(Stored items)
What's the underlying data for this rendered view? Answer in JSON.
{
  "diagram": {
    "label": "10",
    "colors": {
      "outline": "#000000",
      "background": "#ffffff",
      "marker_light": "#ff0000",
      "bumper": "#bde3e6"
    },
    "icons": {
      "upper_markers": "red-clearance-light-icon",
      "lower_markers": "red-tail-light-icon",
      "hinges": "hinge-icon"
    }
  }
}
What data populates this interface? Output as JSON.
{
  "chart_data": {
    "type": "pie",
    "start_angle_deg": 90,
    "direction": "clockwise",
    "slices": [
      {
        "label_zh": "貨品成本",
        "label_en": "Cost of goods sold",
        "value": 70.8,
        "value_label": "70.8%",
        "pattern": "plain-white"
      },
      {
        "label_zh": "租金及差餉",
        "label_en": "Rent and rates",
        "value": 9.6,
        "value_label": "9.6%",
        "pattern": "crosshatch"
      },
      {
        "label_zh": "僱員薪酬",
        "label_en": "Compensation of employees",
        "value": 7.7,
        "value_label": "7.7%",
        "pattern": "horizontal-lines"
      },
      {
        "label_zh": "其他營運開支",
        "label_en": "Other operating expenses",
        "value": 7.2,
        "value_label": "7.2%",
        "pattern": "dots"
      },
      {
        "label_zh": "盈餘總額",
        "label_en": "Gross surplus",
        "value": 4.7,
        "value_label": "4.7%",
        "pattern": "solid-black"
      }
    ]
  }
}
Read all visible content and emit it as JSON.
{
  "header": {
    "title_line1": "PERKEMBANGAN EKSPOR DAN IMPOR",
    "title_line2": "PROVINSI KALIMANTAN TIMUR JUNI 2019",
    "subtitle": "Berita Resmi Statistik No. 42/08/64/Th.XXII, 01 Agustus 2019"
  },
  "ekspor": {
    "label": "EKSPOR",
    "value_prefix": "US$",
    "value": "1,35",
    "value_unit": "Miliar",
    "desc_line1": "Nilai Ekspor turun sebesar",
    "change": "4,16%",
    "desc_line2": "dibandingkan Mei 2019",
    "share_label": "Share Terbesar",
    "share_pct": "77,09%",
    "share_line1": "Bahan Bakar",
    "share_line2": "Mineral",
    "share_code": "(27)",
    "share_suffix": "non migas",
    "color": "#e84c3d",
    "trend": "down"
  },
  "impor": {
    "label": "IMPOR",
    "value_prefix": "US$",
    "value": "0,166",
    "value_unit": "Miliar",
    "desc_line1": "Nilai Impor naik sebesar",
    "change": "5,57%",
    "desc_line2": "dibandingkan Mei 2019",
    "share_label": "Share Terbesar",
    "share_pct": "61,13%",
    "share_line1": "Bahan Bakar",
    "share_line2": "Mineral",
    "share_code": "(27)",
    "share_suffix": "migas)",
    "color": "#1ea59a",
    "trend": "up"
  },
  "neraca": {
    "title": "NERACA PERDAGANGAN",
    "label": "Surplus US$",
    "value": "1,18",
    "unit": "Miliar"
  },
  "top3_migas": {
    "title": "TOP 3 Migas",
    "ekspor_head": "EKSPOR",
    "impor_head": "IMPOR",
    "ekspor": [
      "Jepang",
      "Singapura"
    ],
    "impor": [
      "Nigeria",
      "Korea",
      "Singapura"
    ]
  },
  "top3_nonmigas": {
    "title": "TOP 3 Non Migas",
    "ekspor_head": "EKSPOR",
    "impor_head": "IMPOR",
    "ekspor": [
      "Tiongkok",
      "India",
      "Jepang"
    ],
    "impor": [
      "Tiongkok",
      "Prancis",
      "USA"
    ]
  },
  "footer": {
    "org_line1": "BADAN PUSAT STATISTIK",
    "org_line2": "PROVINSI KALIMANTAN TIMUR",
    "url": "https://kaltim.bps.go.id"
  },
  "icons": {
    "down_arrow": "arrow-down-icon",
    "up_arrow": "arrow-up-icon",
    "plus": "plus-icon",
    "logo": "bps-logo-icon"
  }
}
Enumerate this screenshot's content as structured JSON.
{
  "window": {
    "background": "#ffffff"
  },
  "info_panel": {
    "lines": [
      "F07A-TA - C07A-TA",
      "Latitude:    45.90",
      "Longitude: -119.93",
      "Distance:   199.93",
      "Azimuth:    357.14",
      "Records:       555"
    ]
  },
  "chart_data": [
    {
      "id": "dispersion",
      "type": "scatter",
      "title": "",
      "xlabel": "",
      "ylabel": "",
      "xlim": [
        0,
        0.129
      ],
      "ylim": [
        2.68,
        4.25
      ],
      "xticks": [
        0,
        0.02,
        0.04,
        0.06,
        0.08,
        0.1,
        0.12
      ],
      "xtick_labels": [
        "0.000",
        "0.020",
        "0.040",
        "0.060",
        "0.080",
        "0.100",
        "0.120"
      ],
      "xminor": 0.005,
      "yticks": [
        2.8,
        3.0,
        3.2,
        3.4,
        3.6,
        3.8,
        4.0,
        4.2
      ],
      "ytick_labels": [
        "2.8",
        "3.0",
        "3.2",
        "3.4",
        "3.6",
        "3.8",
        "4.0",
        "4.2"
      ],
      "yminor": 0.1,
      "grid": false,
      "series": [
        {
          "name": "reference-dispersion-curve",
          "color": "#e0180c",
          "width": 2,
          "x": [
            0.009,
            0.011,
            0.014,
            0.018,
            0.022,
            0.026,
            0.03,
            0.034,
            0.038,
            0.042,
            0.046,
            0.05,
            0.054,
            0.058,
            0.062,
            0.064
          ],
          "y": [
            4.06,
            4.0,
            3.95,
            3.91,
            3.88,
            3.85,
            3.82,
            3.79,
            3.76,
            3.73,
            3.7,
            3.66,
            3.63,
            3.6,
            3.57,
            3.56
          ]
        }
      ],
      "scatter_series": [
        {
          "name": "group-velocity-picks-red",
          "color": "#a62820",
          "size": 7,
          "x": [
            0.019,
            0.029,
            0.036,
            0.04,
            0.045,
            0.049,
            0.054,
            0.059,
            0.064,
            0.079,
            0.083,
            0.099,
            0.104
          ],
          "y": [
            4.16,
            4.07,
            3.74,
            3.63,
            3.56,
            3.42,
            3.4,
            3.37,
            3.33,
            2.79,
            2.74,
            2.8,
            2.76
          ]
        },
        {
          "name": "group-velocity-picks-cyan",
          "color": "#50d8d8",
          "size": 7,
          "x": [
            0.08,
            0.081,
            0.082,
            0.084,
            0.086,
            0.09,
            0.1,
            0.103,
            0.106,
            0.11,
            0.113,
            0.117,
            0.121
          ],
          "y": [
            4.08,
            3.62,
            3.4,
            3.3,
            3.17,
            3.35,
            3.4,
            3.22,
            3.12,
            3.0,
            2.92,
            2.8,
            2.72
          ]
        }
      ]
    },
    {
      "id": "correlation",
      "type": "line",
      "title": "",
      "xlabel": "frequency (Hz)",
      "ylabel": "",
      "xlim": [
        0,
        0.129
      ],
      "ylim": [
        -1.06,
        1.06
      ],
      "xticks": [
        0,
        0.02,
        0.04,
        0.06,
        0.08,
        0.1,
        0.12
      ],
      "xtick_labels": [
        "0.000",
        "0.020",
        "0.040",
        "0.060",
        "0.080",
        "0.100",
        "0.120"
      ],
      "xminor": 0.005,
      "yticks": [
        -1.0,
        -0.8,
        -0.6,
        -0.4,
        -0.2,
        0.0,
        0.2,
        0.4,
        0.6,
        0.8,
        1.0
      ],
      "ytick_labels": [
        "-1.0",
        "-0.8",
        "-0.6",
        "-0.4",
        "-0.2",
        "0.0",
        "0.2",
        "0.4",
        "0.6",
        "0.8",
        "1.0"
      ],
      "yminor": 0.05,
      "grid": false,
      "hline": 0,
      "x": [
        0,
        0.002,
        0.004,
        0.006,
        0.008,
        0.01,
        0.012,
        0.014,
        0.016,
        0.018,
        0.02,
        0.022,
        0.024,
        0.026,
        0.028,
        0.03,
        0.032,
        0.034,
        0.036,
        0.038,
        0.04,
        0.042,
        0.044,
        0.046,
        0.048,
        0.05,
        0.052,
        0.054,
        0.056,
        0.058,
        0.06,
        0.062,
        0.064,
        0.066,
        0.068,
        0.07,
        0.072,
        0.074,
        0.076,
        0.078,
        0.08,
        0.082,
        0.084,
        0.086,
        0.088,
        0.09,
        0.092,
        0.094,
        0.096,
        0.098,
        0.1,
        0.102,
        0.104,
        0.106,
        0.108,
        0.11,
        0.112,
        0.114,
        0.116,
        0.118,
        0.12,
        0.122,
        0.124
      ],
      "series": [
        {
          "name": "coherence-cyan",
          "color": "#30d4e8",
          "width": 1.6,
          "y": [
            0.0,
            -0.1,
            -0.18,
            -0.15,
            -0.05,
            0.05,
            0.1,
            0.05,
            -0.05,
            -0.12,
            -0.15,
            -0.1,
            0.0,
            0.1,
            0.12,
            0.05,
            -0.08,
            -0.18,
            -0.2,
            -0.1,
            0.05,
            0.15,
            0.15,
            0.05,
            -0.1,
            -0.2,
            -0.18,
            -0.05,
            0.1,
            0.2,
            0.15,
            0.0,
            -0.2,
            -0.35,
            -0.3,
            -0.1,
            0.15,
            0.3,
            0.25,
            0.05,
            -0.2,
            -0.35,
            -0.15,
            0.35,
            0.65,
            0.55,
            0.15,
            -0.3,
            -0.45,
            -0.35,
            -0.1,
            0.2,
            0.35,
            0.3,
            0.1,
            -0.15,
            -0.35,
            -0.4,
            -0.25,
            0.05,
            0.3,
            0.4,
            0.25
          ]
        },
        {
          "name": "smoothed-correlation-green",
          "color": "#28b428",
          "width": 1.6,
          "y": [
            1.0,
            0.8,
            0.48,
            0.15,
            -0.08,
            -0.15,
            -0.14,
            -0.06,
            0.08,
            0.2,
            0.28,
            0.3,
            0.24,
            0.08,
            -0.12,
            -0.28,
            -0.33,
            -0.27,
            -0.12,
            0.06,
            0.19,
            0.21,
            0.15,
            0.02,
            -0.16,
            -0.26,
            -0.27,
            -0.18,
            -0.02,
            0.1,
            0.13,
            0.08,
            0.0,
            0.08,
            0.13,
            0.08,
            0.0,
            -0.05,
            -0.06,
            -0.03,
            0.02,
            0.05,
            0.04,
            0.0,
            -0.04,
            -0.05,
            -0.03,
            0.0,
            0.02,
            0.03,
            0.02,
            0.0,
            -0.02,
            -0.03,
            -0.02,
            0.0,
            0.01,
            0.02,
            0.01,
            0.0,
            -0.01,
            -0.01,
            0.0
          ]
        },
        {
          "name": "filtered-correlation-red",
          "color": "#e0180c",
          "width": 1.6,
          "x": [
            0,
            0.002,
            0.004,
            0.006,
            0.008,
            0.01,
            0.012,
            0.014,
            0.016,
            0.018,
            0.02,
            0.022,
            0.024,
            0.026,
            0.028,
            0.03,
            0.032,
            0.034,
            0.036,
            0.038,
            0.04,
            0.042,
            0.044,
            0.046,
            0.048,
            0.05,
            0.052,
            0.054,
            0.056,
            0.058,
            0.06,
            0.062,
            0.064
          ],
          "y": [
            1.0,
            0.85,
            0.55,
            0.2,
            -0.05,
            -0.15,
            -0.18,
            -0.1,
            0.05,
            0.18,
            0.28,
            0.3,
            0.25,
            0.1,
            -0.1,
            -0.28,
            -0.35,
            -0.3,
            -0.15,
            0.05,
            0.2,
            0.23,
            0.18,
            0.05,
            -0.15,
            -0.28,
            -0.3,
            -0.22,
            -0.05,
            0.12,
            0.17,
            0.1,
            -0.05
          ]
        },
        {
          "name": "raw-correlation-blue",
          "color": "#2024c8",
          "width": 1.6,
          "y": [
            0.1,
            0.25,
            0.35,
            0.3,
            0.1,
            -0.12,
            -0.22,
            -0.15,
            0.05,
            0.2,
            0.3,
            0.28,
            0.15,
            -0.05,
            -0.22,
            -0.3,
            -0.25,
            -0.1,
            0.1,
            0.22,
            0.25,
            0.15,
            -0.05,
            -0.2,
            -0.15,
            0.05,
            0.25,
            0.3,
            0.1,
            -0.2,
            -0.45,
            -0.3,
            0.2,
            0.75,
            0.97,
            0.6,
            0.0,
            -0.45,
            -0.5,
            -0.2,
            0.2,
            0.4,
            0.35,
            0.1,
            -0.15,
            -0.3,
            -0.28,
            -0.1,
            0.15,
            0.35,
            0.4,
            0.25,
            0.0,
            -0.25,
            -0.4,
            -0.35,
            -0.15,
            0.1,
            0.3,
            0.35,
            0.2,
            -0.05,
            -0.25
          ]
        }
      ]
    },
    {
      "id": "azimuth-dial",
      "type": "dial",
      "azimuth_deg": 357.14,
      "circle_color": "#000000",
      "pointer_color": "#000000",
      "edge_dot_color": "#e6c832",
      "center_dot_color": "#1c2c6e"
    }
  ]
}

### Problem to solve
Gather each line of the listing containing the word "ffffff" and show it.

### Result of this task
      "background": "#ffffff",
    "background": "#ffffff"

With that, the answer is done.